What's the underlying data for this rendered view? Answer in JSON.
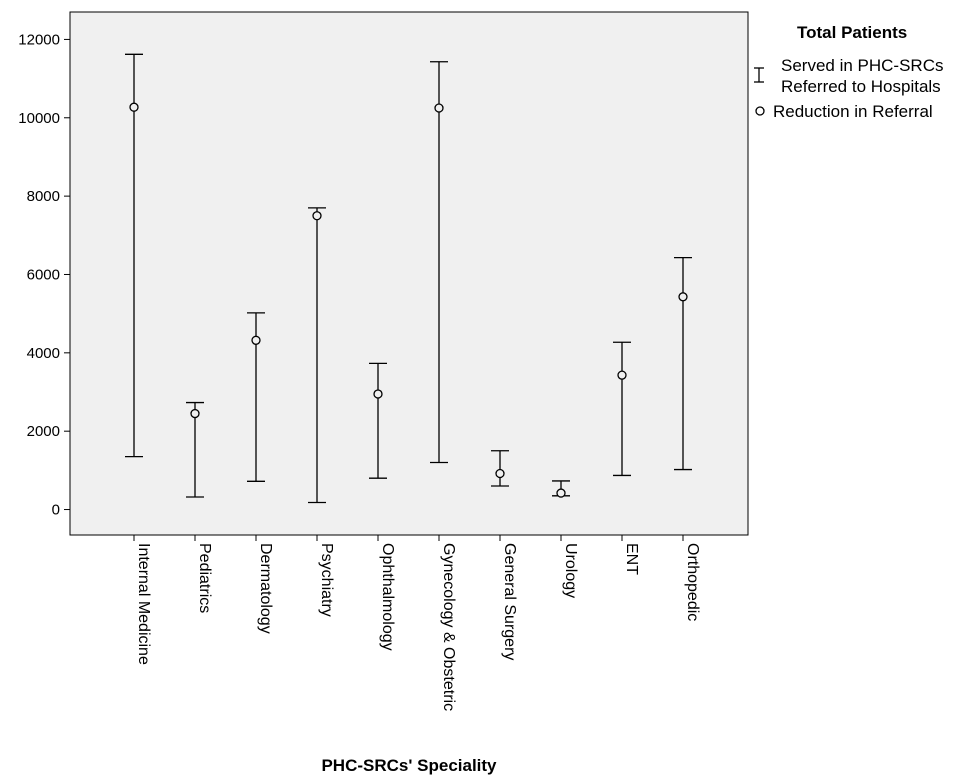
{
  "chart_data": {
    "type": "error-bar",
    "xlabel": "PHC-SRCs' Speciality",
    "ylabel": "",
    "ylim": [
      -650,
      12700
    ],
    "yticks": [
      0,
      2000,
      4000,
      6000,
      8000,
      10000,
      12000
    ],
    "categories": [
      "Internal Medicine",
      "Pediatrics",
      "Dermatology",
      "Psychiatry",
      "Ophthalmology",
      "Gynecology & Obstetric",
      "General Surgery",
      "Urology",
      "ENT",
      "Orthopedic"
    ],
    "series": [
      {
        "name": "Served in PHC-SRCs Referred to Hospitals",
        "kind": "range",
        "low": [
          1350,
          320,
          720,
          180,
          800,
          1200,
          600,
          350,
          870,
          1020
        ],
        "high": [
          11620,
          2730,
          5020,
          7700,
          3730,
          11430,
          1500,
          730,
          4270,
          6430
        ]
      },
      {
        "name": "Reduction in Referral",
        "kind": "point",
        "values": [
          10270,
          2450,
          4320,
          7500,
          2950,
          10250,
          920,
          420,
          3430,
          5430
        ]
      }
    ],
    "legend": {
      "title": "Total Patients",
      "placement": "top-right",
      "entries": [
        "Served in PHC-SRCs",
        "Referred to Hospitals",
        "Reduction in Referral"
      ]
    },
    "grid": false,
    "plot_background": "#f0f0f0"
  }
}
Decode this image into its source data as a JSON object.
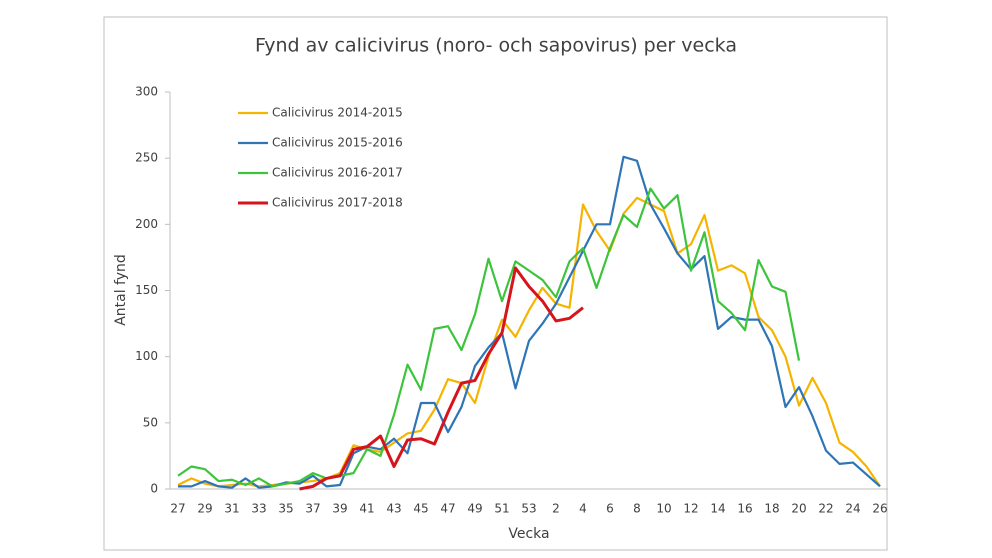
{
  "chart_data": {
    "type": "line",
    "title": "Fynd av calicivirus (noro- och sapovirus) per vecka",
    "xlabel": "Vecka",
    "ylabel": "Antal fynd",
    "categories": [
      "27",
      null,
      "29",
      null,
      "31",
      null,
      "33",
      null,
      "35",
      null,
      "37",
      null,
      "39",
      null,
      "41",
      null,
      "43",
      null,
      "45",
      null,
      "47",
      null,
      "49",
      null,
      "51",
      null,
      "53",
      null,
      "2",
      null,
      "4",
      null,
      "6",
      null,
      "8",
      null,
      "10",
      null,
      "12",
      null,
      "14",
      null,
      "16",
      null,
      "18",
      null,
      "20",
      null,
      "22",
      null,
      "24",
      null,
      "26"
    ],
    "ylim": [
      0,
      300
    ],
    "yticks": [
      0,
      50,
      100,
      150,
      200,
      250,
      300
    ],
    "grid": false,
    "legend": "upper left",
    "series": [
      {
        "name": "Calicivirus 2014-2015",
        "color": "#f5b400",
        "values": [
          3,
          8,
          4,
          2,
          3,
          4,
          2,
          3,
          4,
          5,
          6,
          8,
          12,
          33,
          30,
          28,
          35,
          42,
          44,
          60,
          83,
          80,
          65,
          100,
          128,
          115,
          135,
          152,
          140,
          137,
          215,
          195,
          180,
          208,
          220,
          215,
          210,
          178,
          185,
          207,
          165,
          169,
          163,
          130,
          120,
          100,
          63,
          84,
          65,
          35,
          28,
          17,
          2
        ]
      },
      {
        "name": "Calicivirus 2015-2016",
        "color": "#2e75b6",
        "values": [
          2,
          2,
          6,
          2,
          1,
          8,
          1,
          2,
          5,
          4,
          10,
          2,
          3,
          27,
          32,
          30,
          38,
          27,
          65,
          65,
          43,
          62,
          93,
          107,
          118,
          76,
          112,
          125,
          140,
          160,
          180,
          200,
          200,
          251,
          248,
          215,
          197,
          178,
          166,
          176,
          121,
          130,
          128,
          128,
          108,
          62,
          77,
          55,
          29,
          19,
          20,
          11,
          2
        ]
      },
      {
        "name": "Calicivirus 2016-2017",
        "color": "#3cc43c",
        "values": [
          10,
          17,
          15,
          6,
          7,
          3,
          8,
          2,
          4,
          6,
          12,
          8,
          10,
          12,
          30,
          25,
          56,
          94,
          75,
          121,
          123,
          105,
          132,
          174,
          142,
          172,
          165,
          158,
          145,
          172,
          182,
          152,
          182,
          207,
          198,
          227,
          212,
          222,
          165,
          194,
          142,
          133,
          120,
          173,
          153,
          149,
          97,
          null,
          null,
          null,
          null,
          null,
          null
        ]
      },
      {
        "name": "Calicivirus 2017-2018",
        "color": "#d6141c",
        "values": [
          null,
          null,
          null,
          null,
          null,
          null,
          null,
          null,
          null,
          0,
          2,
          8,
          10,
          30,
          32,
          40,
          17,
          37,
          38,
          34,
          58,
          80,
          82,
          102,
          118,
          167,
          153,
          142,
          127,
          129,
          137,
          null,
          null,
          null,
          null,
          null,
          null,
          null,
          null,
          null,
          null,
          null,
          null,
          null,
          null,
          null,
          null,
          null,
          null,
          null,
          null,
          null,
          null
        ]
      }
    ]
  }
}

■ **TASK**
Reproduce all of the material above word for word. Omit the pictures.

■ **WRITTEN REPLY**
What's the underlying data for this rendered view? Answer in JSON.
{
  "chart_data": {
    "type": "error-bar",
    "xlabel": "PHC-SRCs' Speciality",
    "ylabel": "",
    "ylim": [
      -650,
      12700
    ],
    "yticks": [
      0,
      2000,
      4000,
      6000,
      8000,
      10000,
      12000
    ],
    "categories": [
      "Internal Medicine",
      "Pediatrics",
      "Dermatology",
      "Psychiatry",
      "Ophthalmology",
      "Gynecology & Obstetric",
      "General Surgery",
      "Urology",
      "ENT",
      "Orthopedic"
    ],
    "series": [
      {
        "name": "Served in PHC-SRCs Referred to Hospitals",
        "kind": "range",
        "low": [
          1350,
          320,
          720,
          180,
          800,
          1200,
          600,
          350,
          870,
          1020
        ],
        "high": [
          11620,
          2730,
          5020,
          7700,
          3730,
          11430,
          1500,
          730,
          4270,
          6430
        ]
      },
      {
        "name": "Reduction in Referral",
        "kind": "point",
        "values": [
          10270,
          2450,
          4320,
          7500,
          2950,
          10250,
          920,
          420,
          3430,
          5430
        ]
      }
    ],
    "legend": {
      "title": "Total Patients",
      "placement": "top-right",
      "entries": [
        "Served in PHC-SRCs",
        "Referred to Hospitals",
        "Reduction in Referral"
      ]
    },
    "grid": false,
    "plot_background": "#f0f0f0"
  }
}
Decode this image into its source data as a JSON object.
{
  "chart_data": {
    "type": "line",
    "title": "Fynd av calicivirus (noro- och sapovirus) per vecka",
    "xlabel": "Vecka",
    "ylabel": "Antal fynd",
    "categories": [
      "27",
      null,
      "29",
      null,
      "31",
      null,
      "33",
      null,
      "35",
      null,
      "37",
      null,
      "39",
      null,
      "41",
      null,
      "43",
      null,
      "45",
      null,
      "47",
      null,
      "49",
      null,
      "51",
      null,
      "53",
      null,
      "2",
      null,
      "4",
      null,
      "6",
      null,
      "8",
      null,
      "10",
      null,
      "12",
      null,
      "14",
      null,
      "16",
      null,
      "18",
      null,
      "20",
      null,
      "22",
      null,
      "24",
      null,
      "26"
    ],
    "ylim": [
      0,
      300
    ],
    "yticks": [
      0,
      50,
      100,
      150,
      200,
      250,
      300
    ],
    "grid": false,
    "legend": "upper left",
    "series": [
      {
        "name": "Calicivirus 2014-2015",
        "color": "#f5b400",
        "values": [
          3,
          8,
          4,
          2,
          3,
          4,
          2,
          3,
          4,
          5,
          6,
          8,
          12,
          33,
          30,
          28,
          35,
          42,
          44,
          60,
          83,
          80,
          65,
          100,
          128,
          115,
          135,
          152,
          140,
          137,
          215,
          195,
          180,
          208,
          220,
          215,
          210,
          178,
          185,
          207,
          165,
          169,
          163,
          130,
          120,
          100,
          63,
          84,
          65,
          35,
          28,
          17,
          2
        ]
      },
      {
        "name": "Calicivirus 2015-2016",
        "color": "#2e75b6",
        "values": [
          2,
          2,
          6,
          2,
          1,
          8,
          1,
          2,
          5,
          4,
          10,
          2,
          3,
          27,
          32,
          30,
          38,
          27,
          65,
          65,
          43,
          62,
          93,
          107,
          118,
          76,
          112,
          125,
          140,
          160,
          180,
          200,
          200,
          251,
          248,
          215,
          197,
          178,
          166,
          176,
          121,
          130,
          128,
          128,
          108,
          62,
          77,
          55,
          29,
          19,
          20,
          11,
          2
        ]
      },
      {
        "name": "Calicivirus 2016-2017",
        "color": "#3cc43c",
        "values": [
          10,
          17,
          15,
          6,
          7,
          3,
          8,
          2,
          4,
          6,
          12,
          8,
          10,
          12,
          30,
          25,
          56,
          94,
          75,
          121,
          123,
          105,
          132,
          174,
          142,
          172,
          165,
          158,
          145,
          172,
          182,
          152,
          182,
          207,
          198,
          227,
          212,
          222,
          165,
          194,
          142,
          133,
          120,
          173,
          153,
          149,
          97,
          null,
          null,
          null,
          null,
          null,
          null
        ]
      },
      {
        "name": "Calicivirus 2017-2018",
        "color": "#d6141c",
        "values": [
          null,
          null,
          null,
          null,
          null,
          null,
          null,
          null,
          null,
          0,
          2,
          8,
          10,
          30,
          32,
          40,
          17,
          37,
          38,
          34,
          58,
          80,
          82,
          102,
          118,
          167,
          153,
          142,
          127,
          129,
          137,
          null,
          null,
          null,
          null,
          null,
          null,
          null,
          null,
          null,
          null,
          null,
          null,
          null,
          null,
          null,
          null,
          null,
          null,
          null,
          null,
          null,
          null
        ]
      }
    ]
  }
}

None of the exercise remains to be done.